= YOUR OBJECTIVE =
Where a line holds "Washer", copy it.

Records from a data collection
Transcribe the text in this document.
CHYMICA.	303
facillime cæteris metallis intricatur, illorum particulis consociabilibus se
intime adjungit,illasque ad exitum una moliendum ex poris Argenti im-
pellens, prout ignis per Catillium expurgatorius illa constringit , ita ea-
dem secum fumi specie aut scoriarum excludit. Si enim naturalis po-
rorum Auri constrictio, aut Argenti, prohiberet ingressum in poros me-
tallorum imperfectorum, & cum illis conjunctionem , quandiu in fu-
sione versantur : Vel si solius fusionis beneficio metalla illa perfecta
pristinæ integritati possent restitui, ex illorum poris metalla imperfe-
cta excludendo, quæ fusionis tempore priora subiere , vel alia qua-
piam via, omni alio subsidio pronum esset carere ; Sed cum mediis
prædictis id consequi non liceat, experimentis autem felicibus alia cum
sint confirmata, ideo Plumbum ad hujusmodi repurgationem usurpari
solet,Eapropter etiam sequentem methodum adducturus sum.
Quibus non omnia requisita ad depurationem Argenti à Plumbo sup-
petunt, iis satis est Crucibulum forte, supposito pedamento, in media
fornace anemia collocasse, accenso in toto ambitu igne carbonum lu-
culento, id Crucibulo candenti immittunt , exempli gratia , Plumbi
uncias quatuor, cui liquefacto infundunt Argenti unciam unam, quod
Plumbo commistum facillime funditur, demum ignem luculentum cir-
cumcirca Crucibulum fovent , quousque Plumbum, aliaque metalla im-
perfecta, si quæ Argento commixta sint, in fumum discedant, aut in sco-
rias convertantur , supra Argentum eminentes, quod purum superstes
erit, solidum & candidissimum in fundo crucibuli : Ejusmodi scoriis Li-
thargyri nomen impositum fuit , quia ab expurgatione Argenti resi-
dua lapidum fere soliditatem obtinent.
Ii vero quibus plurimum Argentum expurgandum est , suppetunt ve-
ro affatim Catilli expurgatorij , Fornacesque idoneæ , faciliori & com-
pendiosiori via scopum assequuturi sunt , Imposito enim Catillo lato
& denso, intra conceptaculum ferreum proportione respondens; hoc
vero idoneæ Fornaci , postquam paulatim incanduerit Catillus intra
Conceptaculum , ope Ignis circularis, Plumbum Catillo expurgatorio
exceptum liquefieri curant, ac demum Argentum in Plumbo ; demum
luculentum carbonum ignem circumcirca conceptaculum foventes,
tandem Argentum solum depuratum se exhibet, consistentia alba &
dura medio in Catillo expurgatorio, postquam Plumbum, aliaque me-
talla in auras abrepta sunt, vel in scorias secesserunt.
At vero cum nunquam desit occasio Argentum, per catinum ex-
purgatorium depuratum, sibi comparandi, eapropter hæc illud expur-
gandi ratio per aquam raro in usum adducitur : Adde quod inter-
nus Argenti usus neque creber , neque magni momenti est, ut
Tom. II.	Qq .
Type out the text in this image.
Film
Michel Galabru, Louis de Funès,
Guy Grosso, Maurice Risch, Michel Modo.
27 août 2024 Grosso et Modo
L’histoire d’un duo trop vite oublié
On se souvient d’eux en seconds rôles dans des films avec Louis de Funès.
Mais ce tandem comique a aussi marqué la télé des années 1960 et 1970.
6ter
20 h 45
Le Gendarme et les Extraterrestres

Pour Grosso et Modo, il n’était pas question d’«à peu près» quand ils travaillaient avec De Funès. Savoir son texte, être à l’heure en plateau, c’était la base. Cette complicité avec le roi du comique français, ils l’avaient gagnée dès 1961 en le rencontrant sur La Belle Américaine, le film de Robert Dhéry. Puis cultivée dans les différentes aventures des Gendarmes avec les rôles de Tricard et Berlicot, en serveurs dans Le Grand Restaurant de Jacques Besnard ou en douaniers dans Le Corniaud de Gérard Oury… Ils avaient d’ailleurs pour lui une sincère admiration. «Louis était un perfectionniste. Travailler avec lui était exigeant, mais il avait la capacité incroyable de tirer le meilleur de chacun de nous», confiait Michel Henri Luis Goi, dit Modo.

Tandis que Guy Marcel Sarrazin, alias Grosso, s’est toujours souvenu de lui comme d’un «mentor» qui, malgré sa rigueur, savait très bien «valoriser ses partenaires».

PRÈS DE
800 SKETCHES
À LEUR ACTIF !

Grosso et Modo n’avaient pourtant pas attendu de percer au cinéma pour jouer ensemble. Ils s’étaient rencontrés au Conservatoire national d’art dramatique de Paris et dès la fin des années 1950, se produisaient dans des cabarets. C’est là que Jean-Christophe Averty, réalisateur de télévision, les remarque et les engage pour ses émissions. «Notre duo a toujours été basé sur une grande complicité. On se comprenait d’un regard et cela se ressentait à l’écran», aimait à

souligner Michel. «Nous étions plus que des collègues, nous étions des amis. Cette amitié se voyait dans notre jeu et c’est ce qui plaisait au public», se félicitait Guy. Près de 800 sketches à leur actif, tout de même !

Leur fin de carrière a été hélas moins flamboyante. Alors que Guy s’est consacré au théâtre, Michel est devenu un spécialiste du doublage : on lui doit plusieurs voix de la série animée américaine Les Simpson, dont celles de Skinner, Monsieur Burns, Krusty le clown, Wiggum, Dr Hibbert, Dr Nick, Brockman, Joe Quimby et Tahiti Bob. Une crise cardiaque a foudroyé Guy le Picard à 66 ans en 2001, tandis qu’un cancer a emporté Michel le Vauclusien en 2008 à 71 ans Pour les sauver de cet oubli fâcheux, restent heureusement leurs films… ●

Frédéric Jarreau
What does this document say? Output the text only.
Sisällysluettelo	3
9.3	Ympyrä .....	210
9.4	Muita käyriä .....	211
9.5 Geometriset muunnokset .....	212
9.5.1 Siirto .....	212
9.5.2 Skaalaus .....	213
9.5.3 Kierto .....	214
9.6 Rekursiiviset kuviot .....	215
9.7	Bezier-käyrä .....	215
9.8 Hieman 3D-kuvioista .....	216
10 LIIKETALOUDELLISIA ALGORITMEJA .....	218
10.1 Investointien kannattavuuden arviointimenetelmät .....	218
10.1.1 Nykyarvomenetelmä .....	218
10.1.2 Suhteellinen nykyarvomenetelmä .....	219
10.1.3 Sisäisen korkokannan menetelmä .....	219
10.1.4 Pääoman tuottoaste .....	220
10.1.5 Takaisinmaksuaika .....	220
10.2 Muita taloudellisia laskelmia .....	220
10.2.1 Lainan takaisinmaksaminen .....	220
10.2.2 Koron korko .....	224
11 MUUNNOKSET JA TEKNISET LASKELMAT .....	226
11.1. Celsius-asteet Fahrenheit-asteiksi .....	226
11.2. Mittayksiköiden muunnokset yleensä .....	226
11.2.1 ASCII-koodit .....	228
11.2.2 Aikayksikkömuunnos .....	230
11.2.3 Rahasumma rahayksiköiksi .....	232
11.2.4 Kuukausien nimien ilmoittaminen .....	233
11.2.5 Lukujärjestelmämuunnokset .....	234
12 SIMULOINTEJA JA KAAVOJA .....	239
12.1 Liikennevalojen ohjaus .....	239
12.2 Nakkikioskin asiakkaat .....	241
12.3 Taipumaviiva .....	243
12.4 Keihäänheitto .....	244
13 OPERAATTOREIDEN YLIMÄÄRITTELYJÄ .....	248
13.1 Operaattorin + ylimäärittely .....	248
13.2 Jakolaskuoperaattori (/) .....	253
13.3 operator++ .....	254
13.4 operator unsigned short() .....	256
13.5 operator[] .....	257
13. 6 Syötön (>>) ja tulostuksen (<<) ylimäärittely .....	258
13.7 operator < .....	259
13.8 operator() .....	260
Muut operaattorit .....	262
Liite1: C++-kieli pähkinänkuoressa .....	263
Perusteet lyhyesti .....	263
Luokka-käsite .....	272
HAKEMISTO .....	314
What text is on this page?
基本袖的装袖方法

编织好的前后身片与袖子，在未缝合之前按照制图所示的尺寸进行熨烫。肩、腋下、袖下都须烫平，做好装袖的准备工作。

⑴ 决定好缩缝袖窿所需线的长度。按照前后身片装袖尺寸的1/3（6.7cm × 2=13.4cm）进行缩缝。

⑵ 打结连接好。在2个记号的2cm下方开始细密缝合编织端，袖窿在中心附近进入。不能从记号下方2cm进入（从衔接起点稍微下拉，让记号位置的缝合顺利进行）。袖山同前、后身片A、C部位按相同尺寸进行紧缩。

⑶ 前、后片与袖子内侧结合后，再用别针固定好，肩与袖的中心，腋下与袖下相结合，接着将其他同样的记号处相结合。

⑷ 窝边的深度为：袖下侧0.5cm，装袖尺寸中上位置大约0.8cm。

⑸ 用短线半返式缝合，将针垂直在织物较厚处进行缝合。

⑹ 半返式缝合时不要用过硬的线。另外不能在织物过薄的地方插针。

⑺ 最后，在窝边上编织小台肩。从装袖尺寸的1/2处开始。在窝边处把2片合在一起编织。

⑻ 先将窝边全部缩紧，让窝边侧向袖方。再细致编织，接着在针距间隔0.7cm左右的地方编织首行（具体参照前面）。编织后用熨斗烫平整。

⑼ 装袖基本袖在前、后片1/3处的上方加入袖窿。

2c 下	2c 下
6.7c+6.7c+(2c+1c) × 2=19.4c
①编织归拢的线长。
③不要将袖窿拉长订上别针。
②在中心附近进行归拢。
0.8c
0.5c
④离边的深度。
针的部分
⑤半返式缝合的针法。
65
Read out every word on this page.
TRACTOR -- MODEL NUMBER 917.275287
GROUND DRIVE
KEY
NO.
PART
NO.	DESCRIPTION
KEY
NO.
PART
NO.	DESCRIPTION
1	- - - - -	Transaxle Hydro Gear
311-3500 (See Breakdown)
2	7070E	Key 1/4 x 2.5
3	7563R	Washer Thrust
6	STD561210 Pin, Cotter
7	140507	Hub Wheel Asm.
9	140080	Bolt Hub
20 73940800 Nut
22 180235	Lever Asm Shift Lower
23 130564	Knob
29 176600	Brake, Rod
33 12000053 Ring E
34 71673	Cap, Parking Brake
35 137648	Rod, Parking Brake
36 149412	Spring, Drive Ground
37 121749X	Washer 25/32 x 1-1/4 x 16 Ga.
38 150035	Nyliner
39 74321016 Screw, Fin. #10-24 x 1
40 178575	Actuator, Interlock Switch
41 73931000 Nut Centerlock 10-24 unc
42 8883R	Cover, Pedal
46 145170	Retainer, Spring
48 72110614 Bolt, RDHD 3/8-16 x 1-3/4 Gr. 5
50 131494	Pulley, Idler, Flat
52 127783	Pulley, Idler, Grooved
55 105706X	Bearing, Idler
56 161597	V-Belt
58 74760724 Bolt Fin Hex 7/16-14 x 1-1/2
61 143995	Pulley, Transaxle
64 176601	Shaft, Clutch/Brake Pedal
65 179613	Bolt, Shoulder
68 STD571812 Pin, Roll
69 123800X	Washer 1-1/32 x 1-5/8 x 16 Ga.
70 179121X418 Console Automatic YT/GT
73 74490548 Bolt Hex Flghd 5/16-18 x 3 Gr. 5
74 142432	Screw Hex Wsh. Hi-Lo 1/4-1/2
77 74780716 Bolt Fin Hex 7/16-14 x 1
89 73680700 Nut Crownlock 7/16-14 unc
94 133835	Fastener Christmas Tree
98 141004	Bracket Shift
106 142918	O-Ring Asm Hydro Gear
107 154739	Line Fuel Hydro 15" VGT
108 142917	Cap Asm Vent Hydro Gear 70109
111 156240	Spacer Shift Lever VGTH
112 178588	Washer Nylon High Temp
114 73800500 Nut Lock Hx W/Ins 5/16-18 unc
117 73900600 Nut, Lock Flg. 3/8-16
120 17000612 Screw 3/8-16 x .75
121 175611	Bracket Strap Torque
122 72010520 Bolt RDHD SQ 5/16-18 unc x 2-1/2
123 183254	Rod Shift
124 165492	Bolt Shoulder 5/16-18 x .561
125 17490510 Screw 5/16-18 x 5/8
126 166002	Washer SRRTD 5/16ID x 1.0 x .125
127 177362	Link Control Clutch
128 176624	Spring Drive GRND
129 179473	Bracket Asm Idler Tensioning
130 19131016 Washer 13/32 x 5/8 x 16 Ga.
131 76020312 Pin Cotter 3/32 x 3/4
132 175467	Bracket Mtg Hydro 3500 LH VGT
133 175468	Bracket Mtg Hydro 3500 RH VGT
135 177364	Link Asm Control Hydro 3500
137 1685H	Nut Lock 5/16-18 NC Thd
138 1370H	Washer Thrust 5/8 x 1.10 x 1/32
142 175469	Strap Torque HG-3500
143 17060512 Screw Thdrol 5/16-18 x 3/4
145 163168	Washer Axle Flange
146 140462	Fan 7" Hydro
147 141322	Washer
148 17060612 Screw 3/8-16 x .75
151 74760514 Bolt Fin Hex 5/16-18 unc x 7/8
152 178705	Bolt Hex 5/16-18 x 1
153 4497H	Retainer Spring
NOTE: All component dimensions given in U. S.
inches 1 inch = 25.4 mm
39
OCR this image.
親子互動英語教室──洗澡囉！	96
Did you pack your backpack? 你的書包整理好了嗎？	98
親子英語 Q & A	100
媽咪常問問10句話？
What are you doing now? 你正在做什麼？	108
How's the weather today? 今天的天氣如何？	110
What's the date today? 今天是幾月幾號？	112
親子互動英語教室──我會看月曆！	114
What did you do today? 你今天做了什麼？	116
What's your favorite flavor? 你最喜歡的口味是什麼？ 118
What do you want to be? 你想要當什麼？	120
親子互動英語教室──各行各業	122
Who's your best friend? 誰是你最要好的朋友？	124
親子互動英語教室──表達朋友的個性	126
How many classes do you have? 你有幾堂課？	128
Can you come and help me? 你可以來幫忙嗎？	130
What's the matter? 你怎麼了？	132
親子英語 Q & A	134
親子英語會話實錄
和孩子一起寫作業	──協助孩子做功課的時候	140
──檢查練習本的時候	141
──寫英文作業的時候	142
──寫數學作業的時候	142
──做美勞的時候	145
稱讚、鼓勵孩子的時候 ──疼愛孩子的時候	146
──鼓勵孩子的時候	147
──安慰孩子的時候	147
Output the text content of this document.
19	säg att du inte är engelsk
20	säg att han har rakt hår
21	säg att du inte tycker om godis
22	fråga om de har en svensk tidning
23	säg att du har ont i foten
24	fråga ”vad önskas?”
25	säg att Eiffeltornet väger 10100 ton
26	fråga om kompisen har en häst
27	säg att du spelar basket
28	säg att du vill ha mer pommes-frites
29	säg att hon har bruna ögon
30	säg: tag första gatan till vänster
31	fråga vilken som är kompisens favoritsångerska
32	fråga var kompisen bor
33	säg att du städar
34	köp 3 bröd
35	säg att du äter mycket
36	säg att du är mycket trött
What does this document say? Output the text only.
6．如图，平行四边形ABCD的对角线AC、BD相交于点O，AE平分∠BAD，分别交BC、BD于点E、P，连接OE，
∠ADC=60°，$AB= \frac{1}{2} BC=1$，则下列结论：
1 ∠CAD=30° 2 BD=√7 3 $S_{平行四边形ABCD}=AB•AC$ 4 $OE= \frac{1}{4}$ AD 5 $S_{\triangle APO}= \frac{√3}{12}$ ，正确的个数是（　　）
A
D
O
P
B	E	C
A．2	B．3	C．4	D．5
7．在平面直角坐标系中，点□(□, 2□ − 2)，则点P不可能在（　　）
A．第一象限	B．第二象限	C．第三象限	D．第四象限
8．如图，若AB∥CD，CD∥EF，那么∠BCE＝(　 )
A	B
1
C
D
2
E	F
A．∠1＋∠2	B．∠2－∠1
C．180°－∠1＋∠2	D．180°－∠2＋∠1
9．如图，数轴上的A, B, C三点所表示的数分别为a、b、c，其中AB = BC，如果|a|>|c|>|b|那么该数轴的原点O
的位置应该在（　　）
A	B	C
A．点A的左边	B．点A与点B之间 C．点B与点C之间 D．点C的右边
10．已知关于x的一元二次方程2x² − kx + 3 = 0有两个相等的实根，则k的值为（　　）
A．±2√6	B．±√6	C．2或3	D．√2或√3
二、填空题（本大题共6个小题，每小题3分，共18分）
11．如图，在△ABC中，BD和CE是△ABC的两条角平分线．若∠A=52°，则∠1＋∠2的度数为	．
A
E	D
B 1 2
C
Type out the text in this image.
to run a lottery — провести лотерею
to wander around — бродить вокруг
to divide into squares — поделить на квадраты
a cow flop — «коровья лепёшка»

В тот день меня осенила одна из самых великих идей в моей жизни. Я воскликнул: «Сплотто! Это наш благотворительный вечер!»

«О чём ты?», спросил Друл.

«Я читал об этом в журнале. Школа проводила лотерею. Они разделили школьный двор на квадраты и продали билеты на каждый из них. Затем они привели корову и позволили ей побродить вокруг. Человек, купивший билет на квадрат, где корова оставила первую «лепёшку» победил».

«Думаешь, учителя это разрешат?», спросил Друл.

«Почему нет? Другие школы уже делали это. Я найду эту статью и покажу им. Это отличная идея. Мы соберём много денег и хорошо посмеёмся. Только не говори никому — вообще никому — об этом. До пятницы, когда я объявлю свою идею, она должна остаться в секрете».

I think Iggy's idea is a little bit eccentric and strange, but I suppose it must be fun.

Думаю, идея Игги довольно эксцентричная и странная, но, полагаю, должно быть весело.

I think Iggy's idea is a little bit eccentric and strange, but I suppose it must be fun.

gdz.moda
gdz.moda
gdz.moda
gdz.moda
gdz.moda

= RESPONSE TO THE EXERCISE =
3	7563R	Washer Thrust
37 121749X	Washer 25/32 x 1-1/4 x 16 Ga.
69 123800X	Washer 1-1/32 x 1-5/8 x 16 Ga.
112 178588	Washer Nylon High Temp
126 166002	Washer SRRTD 5/16ID x 1.0 x .125
130 19131016 Washer 13/32 x 5/8 x 16 Ga.
138 1370H	Washer Thrust 5/8 x 1.10 x 1/32
145 163168	Washer Axle Flange
147 141322	Washer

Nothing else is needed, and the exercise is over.